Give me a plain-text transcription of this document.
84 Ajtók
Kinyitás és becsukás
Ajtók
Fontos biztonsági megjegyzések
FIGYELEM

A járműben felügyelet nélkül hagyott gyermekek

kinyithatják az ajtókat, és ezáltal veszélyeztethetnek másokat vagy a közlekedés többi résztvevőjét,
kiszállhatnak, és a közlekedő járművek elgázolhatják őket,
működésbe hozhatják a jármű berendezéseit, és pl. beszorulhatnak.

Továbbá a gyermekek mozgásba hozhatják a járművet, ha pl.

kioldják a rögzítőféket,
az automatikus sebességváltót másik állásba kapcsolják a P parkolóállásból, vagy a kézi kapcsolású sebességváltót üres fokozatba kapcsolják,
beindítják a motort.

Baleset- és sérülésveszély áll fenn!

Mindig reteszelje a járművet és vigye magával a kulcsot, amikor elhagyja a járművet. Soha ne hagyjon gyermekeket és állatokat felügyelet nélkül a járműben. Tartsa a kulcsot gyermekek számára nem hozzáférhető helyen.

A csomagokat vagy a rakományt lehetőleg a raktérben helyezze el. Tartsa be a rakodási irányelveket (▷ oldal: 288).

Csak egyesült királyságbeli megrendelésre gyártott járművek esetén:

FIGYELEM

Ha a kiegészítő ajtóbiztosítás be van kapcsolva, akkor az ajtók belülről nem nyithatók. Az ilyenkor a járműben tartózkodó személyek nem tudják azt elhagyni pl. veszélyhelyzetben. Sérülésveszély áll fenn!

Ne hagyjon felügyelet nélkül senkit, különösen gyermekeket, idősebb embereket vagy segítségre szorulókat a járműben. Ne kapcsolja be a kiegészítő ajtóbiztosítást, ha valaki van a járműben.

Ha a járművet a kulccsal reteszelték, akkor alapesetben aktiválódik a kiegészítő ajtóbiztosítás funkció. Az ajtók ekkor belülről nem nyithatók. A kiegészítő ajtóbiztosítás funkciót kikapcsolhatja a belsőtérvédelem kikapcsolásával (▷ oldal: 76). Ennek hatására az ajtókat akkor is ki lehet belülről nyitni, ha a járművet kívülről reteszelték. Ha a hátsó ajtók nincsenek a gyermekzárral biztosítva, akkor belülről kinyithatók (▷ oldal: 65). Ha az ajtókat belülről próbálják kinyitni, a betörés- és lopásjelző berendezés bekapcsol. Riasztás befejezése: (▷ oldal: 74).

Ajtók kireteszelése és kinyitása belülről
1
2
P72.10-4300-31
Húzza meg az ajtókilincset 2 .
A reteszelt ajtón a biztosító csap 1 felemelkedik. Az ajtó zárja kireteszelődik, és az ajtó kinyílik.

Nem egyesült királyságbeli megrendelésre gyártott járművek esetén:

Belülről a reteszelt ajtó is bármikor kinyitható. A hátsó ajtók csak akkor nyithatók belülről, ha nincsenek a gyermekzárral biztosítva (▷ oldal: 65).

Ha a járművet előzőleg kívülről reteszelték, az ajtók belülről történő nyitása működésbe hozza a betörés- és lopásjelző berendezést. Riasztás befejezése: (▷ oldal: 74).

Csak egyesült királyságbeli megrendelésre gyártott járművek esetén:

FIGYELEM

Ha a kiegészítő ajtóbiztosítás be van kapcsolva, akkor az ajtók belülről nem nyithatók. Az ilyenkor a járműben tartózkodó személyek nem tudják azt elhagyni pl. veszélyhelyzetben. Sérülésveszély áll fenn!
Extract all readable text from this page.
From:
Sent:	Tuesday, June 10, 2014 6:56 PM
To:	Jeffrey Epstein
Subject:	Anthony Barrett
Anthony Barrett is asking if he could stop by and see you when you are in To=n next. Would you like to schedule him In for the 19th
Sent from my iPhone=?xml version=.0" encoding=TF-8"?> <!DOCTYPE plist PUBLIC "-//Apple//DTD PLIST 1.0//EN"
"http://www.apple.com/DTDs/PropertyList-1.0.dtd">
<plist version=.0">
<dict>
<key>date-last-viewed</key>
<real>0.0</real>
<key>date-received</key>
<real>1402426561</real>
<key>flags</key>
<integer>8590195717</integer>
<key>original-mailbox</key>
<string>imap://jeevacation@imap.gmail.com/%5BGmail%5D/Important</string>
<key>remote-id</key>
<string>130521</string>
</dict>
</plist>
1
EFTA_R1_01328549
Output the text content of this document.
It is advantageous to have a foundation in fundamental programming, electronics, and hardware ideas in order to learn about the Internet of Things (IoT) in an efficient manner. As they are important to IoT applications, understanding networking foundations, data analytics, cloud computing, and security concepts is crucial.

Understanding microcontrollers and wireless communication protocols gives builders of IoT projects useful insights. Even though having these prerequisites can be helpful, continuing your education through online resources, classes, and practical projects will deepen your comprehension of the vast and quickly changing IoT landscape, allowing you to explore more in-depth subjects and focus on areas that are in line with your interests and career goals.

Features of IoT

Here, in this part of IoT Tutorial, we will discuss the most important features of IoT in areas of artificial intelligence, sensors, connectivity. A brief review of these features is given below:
━━━━━━━━━━
**PROBLEM**
Set down the material above again, word for word.

**EXERCISE ANSWER**
Give me a plain-text transcription of this document.
84 Ajtók
Kinyitás és becsukás
Ajtók
Fontos biztonsági megjegyzések
FIGYELEM

A járműben felügyelet nélkül hagyott gyermekek

kinyithatják az ajtókat, és ezáltal veszélyeztethetnek másokat vagy a közlekedés többi résztvevőjét,
kiszállhatnak, és a közlekedő járművek elgázolhatják őket,
működésbe hozhatják a jármű berendezéseit, és pl. beszorulhatnak.

Továbbá a gyermekek mozgásba hozhatják a járművet, ha pl.

kioldják a rögzítőféket,
az automatikus sebességváltót másik állásba kapcsolják a P parkolóállásból, vagy a kézi kapcsolású sebességváltót üres fokozatba kapcsolják,
beindítják a motort.

Baleset- és sérülésveszély áll fenn!

Mindig reteszelje a járművet és vigye magával a kulcsot, amikor elhagyja a járművet. Soha ne hagyjon gyermekeket és állatokat felügyelet nélkül a járműben. Tartsa a kulcsot gyermekek számára nem hozzáférhető helyen.

A csomagokat vagy a rakományt lehetőleg a raktérben helyezze el. Tartsa be a rakodási irányelveket (▷ oldal: 288).

Csak egyesült királyságbeli megrendelésre gyártott járművek esetén:

FIGYELEM

Ha a kiegészítő ajtóbiztosítás be van kapcsolva, akkor az ajtók belülről nem nyithatók. Az ilyenkor a járműben tartózkodó személyek nem tudják azt elhagyni pl. veszélyhelyzetben. Sérülésveszély áll fenn!

Ne hagyjon felügyelet nélkül senkit, különösen gyermekeket, idősebb embereket vagy segítségre szorulókat a járműben. Ne kapcsolja be a kiegészítő ajtóbiztosítást, ha valaki van a járműben.

Ha a járművet a kulccsal reteszelték, akkor alapesetben aktiválódik a kiegészítő ajtóbiztosítás funkció. Az ajtók ekkor belülről nem nyithatók. A kiegészítő ajtóbiztosítás funkciót kikapcsolhatja a belsőtérvédelem kikapcsolásával (▷ oldal: 76). Ennek hatására az ajtókat akkor is ki lehet belülről nyitni, ha a járművet kívülről reteszelték. Ha a hátsó ajtók nincsenek a gyermekzárral biztosítva, akkor belülről kinyithatók (▷ oldal: 65). Ha az ajtókat belülről próbálják kinyitni, a betörés- és lopásjelző berendezés bekapcsol. Riasztás befejezése: (▷ oldal: 74).

Ajtók kireteszelése és kinyitása belülről
1
2
P72.10-4300-31
Húzza meg az ajtókilincset 2 .
A reteszelt ajtón a biztosító csap 1 felemelkedik. Az ajtó zárja kireteszelődik, és az ajtó kinyílik.

Nem egyesült királyságbeli megrendelésre gyártott járművek esetén:

Belülről a reteszelt ajtó is bármikor kinyitható. A hátsó ajtók csak akkor nyithatók belülről, ha nincsenek a gyermekzárral biztosítva (▷ oldal: 65).

Ha a járművet előzőleg kívülről reteszelték, az ajtók belülről történő nyitása működésbe hozza a betörés- és lopásjelző berendezést. Riasztás befejezése: (▷ oldal: 74).

Csak egyesült királyságbeli megrendelésre gyártott járművek esetén:

FIGYELEM

Ha a kiegészítő ajtóbiztosítás be van kapcsolva, akkor az ajtók belülről nem nyithatók. Az ilyenkor a járműben tartózkodó személyek nem tudják azt elhagyni pl. veszélyhelyzetben. Sérülésveszély áll fenn!
Extract all readable text from this page.
From:
Sent:	Tuesday, June 10, 2014 6:56 PM
To:	Jeffrey Epstein
Subject:	Anthony Barrett
Anthony Barrett is asking if he could stop by and see you when you are in To=n next. Would you like to schedule him In for the 19th
Sent from my iPhone=?xml version=.0" encoding=TF-8"?> <!DOCTYPE plist PUBLIC "-//Apple//DTD PLIST 1.0//EN"
"http://www.apple.com/DTDs/PropertyList-1.0.dtd">
<plist version=.0">
<dict>
<key>date-last-viewed</key>
<real>0.0</real>
<key>date-received</key>
<real>1402426561</real>
<key>flags</key>
<integer>8590195717</integer>
<key>original-mailbox</key>
<string>imap://jeevacation@imap.gmail.com/%5BGmail%5D/Important</string>
<key>remote-id</key>
<string>130521</string>
</dict>
</plist>
1
EFTA_R1_01328549
Output the text content of this document.
It is advantageous to have a foundation in fundamental programming, electronics, and hardware ideas in order to learn about the Internet of Things (IoT) in an efficient manner. As they are important to IoT applications, understanding networking foundations, data analytics, cloud computing, and security concepts is crucial.

Understanding microcontrollers and wireless communication protocols gives builders of IoT projects useful insights. Even though having these prerequisites can be helpful, continuing your education through online resources, classes, and practical projects will deepen your comprehension of the vast and quickly changing IoT landscape, allowing you to explore more in-depth subjects and focus on areas that are in line with your interests and career goals.

Features of IoT

Here, in this part of IoT Tutorial, we will discuss the most important features of IoT in areas of artificial intelligence, sensors, connectivity. A brief review of these features is given below:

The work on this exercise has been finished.